─── Exercise materials

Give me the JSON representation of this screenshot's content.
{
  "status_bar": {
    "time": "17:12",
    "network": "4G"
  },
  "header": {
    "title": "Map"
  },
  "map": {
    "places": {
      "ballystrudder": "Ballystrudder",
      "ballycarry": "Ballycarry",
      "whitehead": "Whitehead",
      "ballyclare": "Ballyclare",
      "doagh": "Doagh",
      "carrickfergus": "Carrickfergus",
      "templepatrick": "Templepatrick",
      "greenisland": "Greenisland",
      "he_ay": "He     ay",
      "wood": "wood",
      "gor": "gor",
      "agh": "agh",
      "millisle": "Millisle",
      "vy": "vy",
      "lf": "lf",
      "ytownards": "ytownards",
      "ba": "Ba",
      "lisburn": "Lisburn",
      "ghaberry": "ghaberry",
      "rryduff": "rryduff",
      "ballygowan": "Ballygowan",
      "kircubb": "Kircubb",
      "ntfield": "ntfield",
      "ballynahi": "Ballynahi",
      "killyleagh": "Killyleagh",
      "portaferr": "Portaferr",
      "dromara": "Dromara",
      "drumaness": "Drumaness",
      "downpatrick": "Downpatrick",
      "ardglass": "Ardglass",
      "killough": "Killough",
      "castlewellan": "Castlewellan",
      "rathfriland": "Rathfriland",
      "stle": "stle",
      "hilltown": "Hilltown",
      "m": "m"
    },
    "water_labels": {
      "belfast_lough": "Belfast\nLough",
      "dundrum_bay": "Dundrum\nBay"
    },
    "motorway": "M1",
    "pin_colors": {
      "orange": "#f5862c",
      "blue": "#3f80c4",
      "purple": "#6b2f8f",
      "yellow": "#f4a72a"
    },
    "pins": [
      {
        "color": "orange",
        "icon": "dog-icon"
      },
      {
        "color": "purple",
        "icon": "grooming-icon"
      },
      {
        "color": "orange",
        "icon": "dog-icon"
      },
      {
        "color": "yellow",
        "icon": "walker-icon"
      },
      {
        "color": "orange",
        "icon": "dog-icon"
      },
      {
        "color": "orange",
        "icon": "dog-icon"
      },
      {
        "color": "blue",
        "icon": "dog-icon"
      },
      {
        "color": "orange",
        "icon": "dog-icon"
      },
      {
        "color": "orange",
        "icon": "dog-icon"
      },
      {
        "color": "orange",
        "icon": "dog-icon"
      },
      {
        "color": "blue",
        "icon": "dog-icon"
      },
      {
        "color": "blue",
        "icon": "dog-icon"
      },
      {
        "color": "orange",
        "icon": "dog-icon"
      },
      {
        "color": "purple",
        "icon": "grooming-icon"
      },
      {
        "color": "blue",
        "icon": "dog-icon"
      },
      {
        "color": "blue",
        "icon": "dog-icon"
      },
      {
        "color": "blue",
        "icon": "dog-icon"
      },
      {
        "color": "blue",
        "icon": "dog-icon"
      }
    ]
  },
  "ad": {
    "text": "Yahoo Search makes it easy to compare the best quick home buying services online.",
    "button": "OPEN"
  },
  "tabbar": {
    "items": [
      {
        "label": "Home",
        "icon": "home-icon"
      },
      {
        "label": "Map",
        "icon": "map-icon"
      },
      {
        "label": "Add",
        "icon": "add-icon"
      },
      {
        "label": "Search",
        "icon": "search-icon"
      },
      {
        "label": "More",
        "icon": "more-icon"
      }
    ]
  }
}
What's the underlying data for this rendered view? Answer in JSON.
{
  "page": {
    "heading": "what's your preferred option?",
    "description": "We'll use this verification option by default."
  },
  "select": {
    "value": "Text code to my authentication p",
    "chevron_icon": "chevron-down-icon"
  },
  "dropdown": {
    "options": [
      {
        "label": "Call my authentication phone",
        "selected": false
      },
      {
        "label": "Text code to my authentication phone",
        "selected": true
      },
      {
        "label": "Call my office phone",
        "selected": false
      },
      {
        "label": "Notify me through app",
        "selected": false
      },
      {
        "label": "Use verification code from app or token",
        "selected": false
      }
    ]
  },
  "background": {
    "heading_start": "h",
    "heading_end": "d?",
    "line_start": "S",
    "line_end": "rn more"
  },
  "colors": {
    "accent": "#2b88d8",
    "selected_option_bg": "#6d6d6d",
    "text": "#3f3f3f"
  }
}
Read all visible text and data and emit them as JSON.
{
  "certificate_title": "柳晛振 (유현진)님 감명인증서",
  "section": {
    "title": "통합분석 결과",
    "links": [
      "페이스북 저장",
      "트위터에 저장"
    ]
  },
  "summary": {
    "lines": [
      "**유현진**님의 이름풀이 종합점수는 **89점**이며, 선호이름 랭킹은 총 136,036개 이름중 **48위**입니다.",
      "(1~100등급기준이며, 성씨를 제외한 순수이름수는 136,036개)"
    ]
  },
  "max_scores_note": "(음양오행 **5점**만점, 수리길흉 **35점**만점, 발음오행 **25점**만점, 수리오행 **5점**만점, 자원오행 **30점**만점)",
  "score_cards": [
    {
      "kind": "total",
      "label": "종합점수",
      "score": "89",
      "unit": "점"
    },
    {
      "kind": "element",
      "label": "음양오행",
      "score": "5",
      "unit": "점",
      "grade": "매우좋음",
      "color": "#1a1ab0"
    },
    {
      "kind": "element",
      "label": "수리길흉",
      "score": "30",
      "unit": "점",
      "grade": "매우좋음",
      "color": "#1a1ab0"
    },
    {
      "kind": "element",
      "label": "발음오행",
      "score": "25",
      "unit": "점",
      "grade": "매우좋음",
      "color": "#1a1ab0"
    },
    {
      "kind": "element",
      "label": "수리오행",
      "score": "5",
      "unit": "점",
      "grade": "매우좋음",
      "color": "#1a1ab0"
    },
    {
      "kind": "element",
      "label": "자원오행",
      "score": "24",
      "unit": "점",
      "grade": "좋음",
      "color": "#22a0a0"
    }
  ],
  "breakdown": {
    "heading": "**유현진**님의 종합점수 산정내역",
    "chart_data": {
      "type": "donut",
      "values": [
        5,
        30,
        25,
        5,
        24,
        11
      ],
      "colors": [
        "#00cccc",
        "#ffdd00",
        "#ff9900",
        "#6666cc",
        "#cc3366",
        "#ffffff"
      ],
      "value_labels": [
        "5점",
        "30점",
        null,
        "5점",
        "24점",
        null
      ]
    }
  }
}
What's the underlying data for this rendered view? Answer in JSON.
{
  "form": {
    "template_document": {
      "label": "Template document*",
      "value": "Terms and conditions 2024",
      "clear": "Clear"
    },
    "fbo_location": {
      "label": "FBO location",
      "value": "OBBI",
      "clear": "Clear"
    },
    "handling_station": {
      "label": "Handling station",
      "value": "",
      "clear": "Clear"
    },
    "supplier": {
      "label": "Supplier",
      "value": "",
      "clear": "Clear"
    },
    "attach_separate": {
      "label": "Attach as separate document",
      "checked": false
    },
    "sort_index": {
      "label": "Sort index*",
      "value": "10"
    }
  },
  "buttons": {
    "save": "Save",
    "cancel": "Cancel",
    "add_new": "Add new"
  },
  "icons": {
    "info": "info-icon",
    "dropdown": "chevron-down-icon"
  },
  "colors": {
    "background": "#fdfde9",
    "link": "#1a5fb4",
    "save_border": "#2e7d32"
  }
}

──────

## What is asked
Pick each line holding the word "code" out of the listing.

## Completed exercise
    "value": "Text code to my authentication p",
        "label": "Text code to my authentication phone",
        "label": "Use verification code from app or token",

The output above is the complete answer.